* **What is being asked**
Where does the string "xlabel" appear? Copy every line of the entries below that holds it.

_____

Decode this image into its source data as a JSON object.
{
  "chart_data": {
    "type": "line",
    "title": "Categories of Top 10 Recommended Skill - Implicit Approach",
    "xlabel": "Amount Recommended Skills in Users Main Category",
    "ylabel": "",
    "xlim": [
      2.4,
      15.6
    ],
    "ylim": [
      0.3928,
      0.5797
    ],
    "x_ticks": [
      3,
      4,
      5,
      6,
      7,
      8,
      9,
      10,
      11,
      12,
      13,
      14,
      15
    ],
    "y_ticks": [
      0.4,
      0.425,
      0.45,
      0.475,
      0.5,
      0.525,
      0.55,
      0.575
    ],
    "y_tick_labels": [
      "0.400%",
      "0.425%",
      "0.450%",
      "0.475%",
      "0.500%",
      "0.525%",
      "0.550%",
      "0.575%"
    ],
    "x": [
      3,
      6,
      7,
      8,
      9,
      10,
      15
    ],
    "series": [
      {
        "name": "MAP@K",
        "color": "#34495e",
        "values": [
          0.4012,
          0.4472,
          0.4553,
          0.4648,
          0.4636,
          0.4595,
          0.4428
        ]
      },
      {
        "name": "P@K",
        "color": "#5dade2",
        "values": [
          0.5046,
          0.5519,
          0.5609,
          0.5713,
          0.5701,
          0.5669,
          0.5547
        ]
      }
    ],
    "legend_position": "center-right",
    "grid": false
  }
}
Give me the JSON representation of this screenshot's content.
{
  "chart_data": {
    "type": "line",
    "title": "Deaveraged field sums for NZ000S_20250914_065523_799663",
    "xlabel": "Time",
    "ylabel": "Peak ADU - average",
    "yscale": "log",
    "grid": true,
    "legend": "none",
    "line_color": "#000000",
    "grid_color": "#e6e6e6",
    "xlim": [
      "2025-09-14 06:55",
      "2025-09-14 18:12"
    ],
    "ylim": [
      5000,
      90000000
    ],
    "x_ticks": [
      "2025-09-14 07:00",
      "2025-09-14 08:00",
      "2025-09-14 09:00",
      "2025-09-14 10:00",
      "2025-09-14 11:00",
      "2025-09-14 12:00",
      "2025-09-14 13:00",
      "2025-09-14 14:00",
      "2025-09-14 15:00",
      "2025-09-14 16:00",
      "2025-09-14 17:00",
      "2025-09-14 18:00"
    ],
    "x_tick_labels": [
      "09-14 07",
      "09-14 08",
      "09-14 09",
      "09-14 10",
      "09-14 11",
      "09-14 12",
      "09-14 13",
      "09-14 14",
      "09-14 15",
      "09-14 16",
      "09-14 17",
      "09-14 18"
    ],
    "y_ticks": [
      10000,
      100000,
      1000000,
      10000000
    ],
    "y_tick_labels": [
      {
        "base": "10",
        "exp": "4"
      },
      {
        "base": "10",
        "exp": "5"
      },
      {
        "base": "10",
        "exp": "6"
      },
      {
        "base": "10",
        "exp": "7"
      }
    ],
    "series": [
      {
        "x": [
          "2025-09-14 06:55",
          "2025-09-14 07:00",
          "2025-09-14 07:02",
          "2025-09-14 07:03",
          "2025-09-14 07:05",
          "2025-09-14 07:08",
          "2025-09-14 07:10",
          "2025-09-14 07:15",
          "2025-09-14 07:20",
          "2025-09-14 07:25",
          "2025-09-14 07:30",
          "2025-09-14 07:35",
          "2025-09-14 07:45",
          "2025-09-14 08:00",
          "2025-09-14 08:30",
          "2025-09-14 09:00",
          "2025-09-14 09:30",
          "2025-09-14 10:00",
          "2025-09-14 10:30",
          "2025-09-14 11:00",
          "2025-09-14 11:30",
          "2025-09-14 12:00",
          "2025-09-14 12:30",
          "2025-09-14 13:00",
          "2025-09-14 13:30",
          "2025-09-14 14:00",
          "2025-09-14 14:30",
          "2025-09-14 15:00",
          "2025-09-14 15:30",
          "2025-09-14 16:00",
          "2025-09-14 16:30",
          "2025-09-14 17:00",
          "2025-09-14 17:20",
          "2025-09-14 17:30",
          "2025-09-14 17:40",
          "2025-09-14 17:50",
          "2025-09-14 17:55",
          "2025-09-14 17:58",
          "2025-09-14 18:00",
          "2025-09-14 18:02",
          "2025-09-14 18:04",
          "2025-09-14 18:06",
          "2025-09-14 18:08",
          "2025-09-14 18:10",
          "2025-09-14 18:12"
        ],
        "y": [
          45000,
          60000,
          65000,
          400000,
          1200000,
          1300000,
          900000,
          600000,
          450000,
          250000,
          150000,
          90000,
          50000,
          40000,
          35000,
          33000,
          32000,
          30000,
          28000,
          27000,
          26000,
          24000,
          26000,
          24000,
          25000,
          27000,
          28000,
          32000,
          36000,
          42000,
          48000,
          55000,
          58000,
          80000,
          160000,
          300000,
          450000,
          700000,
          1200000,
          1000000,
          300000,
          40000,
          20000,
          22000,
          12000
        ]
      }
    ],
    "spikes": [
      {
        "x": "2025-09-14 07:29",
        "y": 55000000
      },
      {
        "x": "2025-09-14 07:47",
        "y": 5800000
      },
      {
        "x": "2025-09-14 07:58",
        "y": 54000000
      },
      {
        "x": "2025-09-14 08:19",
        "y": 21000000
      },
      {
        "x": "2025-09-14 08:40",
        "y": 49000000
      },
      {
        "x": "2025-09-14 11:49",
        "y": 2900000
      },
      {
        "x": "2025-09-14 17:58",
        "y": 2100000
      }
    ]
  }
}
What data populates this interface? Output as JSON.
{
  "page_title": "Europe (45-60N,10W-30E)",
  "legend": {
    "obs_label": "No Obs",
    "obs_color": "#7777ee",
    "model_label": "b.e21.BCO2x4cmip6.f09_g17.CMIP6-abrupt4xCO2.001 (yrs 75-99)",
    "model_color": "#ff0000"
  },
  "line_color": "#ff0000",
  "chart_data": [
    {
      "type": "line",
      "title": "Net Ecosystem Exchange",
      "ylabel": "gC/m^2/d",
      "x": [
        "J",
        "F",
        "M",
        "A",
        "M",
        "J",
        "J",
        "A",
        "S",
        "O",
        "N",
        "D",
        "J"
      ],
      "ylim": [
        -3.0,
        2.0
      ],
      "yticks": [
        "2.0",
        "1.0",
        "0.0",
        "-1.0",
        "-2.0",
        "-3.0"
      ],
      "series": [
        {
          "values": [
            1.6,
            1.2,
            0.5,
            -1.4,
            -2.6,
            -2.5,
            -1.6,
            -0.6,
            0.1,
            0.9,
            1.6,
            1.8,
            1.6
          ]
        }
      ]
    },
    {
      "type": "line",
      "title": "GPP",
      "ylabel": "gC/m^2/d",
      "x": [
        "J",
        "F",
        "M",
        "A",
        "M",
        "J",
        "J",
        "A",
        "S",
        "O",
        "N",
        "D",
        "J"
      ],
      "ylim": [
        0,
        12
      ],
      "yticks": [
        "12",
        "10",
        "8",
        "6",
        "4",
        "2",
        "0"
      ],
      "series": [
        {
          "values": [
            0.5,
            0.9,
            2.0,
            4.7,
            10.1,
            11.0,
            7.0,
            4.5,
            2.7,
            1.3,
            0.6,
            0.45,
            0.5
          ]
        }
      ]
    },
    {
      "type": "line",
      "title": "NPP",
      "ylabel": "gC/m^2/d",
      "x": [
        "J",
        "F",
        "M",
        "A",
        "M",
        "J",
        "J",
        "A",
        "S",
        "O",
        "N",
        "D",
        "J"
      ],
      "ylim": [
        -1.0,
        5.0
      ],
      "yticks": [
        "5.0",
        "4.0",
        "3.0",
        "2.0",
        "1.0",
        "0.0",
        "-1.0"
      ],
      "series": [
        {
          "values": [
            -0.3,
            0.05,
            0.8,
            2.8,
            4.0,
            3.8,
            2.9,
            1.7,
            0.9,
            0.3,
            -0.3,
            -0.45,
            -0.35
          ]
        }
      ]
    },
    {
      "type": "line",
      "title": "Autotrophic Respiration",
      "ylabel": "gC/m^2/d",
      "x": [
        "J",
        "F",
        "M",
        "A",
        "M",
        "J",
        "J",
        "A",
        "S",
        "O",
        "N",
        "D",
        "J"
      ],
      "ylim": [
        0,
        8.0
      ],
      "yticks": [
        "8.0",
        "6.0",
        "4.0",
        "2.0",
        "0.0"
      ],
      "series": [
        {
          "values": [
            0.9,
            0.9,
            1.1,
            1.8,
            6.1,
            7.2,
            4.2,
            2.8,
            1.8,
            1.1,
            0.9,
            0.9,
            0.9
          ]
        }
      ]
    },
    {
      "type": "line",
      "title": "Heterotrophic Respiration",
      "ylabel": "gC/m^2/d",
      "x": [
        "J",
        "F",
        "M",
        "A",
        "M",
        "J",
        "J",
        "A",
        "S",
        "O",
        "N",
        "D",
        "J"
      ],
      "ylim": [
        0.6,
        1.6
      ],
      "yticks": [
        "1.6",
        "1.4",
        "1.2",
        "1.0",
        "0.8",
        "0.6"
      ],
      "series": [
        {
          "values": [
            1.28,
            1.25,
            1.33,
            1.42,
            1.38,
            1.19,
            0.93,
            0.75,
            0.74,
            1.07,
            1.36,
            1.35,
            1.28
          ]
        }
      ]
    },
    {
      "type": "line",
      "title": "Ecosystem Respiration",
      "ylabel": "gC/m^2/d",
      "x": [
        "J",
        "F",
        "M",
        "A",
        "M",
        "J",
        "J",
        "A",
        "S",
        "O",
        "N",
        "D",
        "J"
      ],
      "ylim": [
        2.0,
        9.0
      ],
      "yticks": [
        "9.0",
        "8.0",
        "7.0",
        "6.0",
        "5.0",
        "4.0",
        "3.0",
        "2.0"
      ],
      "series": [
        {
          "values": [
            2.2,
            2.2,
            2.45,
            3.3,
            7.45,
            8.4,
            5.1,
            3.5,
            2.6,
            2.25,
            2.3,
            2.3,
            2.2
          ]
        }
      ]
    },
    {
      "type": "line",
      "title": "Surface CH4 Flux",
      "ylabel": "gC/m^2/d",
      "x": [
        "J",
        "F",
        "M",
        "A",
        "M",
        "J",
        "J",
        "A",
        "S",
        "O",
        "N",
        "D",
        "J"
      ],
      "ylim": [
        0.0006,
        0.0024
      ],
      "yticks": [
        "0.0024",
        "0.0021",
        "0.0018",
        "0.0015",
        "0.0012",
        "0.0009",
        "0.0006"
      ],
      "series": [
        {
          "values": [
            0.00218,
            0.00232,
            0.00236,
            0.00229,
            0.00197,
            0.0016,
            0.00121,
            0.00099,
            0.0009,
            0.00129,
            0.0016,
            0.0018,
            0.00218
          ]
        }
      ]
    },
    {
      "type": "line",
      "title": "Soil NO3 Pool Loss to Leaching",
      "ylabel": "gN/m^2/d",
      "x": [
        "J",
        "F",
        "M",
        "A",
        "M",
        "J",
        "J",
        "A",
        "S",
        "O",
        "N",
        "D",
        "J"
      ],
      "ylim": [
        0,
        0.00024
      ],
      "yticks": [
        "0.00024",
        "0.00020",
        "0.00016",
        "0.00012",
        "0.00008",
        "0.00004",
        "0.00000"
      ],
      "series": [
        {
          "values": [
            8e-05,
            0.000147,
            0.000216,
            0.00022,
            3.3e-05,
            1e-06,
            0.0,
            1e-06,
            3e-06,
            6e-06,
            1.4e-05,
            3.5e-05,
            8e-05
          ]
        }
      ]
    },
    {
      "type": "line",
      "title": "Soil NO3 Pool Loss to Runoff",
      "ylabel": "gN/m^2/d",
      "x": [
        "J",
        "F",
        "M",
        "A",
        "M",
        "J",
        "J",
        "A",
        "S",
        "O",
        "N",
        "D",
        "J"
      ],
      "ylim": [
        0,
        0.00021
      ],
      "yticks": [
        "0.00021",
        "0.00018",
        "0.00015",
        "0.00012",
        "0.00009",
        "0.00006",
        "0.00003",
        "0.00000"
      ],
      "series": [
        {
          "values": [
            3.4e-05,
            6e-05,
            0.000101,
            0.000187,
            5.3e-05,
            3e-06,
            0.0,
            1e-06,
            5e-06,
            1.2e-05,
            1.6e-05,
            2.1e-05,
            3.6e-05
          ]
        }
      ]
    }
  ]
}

_____

* **Written response**
    "xlabel": "Amount Recommended Skills in Users Main Category",
    "xlabel": "Time",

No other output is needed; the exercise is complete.